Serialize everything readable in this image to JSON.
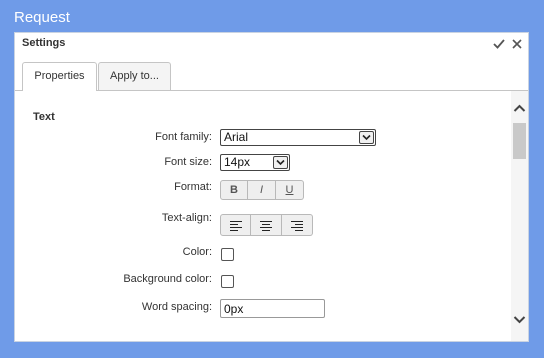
{
  "app": {
    "title": "Request"
  },
  "dialog": {
    "title": "Settings",
    "tabs": [
      {
        "label": "Properties"
      },
      {
        "label": "Apply to..."
      }
    ],
    "section": "Text",
    "fields": {
      "font_family": {
        "label": "Font family:",
        "value": "Arial"
      },
      "font_size": {
        "label": "Font size:",
        "value": "14px"
      },
      "format": {
        "label": "Format:",
        "bold": "B",
        "italic": "I",
        "underline": "U"
      },
      "text_align": {
        "label": "Text-align:"
      },
      "color": {
        "label": "Color:"
      },
      "background_color": {
        "label": "Background color:"
      },
      "word_spacing": {
        "label": "Word spacing:",
        "value": "0px"
      }
    }
  },
  "colors": {
    "background": "#6f9be8",
    "dialog": "#ffffff"
  }
}
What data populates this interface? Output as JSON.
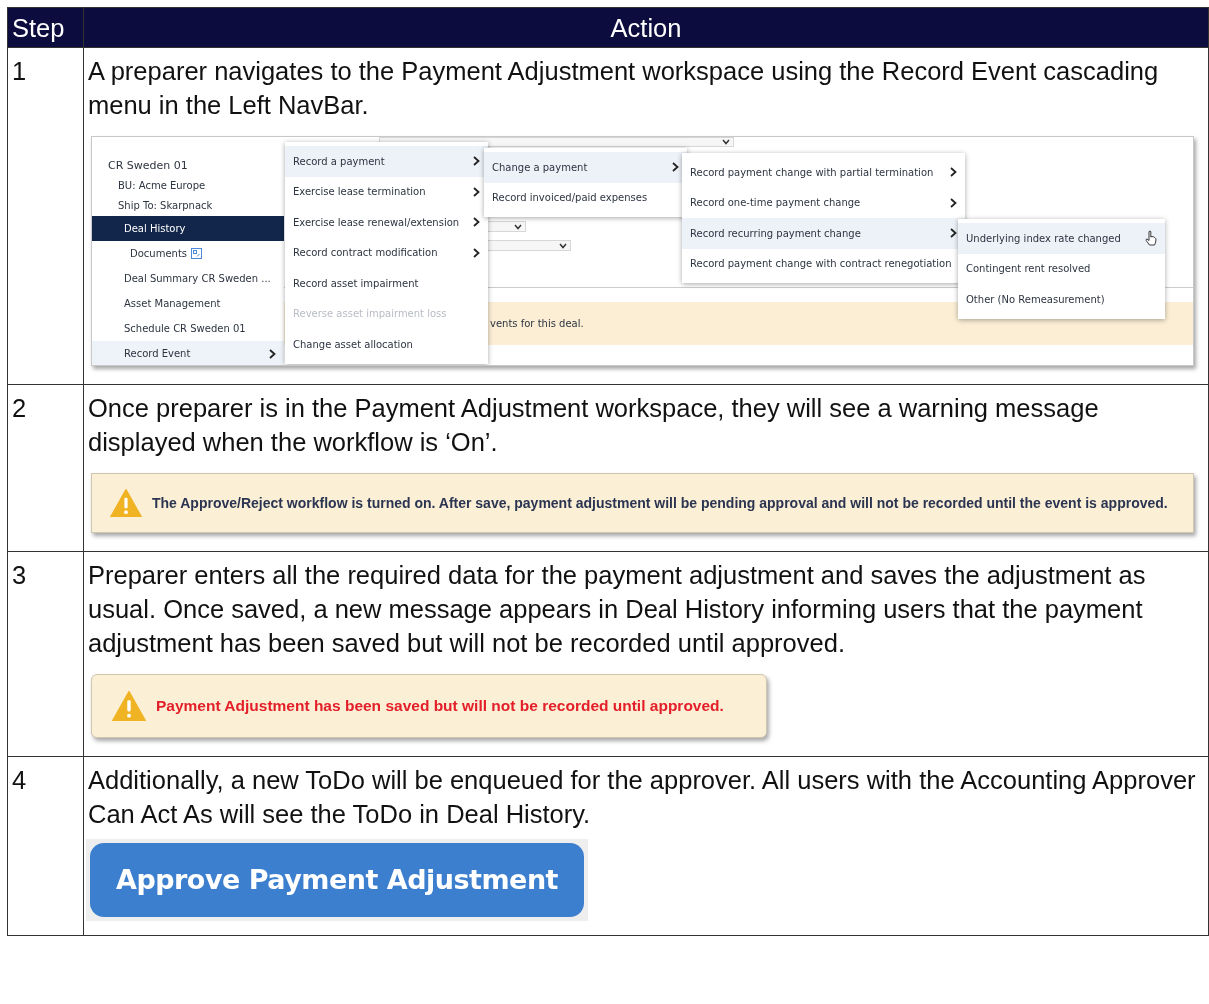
{
  "table": {
    "columns": [
      "Step",
      "Action"
    ],
    "rows": [
      {
        "step": "1",
        "action": "A preparer navigates to the Payment Adjustment workspace using the Record Event cascading menu in the Left NavBar.",
        "figure": {
          "kind": "cascading_menu",
          "sidebar": {
            "title": "CR Sweden 01",
            "details": [
              "BU: Acme Europe",
              "Ship To: Skarpnack"
            ],
            "items": [
              {
                "label": "Deal History",
                "kind": "nav",
                "selected": true,
                "expanded": false
              },
              {
                "label": "Documents",
                "kind": "nav_external",
                "selected": false,
                "expanded": false
              },
              {
                "label": "Deal Summary CR Sweden ...",
                "kind": "nav",
                "selected": false,
                "expanded": false
              },
              {
                "label": "Asset Management",
                "kind": "nav",
                "selected": false,
                "expanded": false
              },
              {
                "label": "Schedule CR Sweden 01",
                "kind": "nav",
                "selected": false,
                "expanded": false
              },
              {
                "label": "Record Event",
                "kind": "nav_menu",
                "selected": false,
                "expanded": true
              }
            ]
          },
          "background_banner": "vents for this deal.",
          "menus": [
            {
              "items": [
                {
                  "label": "Record a payment",
                  "selected": true,
                  "submenu": true,
                  "disabled": false
                },
                {
                  "label": "Exercise lease termination",
                  "selected": false,
                  "submenu": true,
                  "disabled": false
                },
                {
                  "label": "Exercise lease renewal/extension",
                  "selected": false,
                  "submenu": true,
                  "disabled": false
                },
                {
                  "label": "Record contract modification",
                  "selected": false,
                  "submenu": true,
                  "disabled": false
                },
                {
                  "label": "Record asset impairment",
                  "selected": false,
                  "submenu": false,
                  "disabled": false
                },
                {
                  "label": "Reverse asset impairment loss",
                  "selected": false,
                  "submenu": false,
                  "disabled": true
                },
                {
                  "label": "Change asset allocation",
                  "selected": false,
                  "submenu": false,
                  "disabled": false
                }
              ]
            },
            {
              "items": [
                {
                  "label": "Change a payment",
                  "selected": true,
                  "submenu": true
                },
                {
                  "label": "Record invoiced/paid expenses",
                  "selected": false,
                  "submenu": false
                }
              ]
            },
            {
              "items": [
                {
                  "label": "Record payment change with partial termination",
                  "selected": false,
                  "submenu": true
                },
                {
                  "label": "Record one-time payment change",
                  "selected": false,
                  "submenu": true
                },
                {
                  "label": "Record recurring payment change",
                  "selected": true,
                  "submenu": true
                },
                {
                  "label": "Record payment change with contract renegotiation",
                  "selected": false,
                  "submenu": false
                }
              ]
            },
            {
              "items": [
                {
                  "label": "Underlying index rate changed",
                  "selected": true,
                  "submenu": false,
                  "cursor": true
                },
                {
                  "label": "Contingent rent resolved",
                  "selected": false,
                  "submenu": false,
                  "cursor": false
                },
                {
                  "label": "Other (No Remeasurement)",
                  "selected": false,
                  "submenu": false,
                  "cursor": false
                }
              ]
            }
          ]
        }
      },
      {
        "step": "2",
        "action": "Once preparer is in the Payment Adjustment workspace, they will see a warning message displayed when the workflow is ‘On’.",
        "figure": {
          "kind": "notice_banner",
          "text": "The Approve/Reject workflow is turned on. After save, payment adjustment will be pending approval and will not be recorded until the event is approved."
        }
      },
      {
        "step": "3",
        "action": "Preparer enters all the required data for the payment adjustment and saves the adjustment as usual. Once saved, a new message appears in Deal History informing users that the payment adjustment has been saved but will not be recorded until approved.",
        "figure": {
          "kind": "alert_banner",
          "text": "Payment Adjustment has been saved but will not be recorded until approved."
        }
      },
      {
        "step": "4",
        "action": "Additionally, a new ToDo will be enqueued for the approver. All users with the Accounting Approver Can Act As will see the ToDo in Deal History.",
        "figure": {
          "kind": "button",
          "label": "Approve Payment Adjustment"
        }
      }
    ]
  }
}
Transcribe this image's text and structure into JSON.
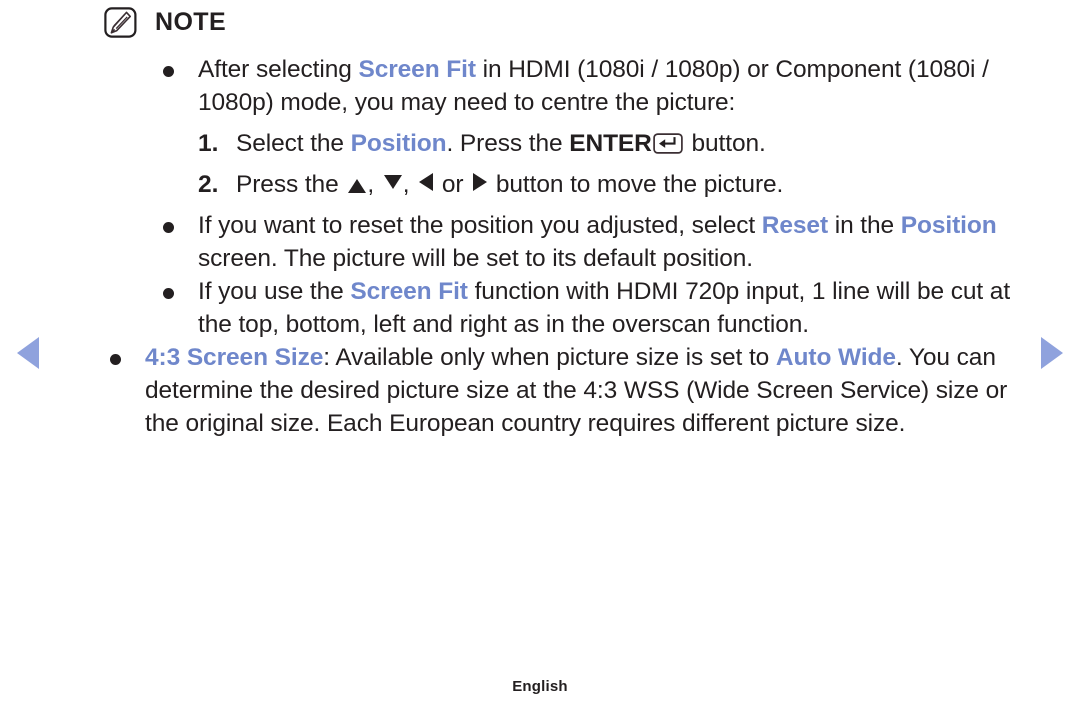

WHAT YOU SHOULD DO
From the listing, copy every line where the string "JSON" appears.

TASK RESPONSE
Serialize everything readable in this image to JSON.
What data populates this interface? Output as JSON.
Transcribe this image's text and structure into JSON.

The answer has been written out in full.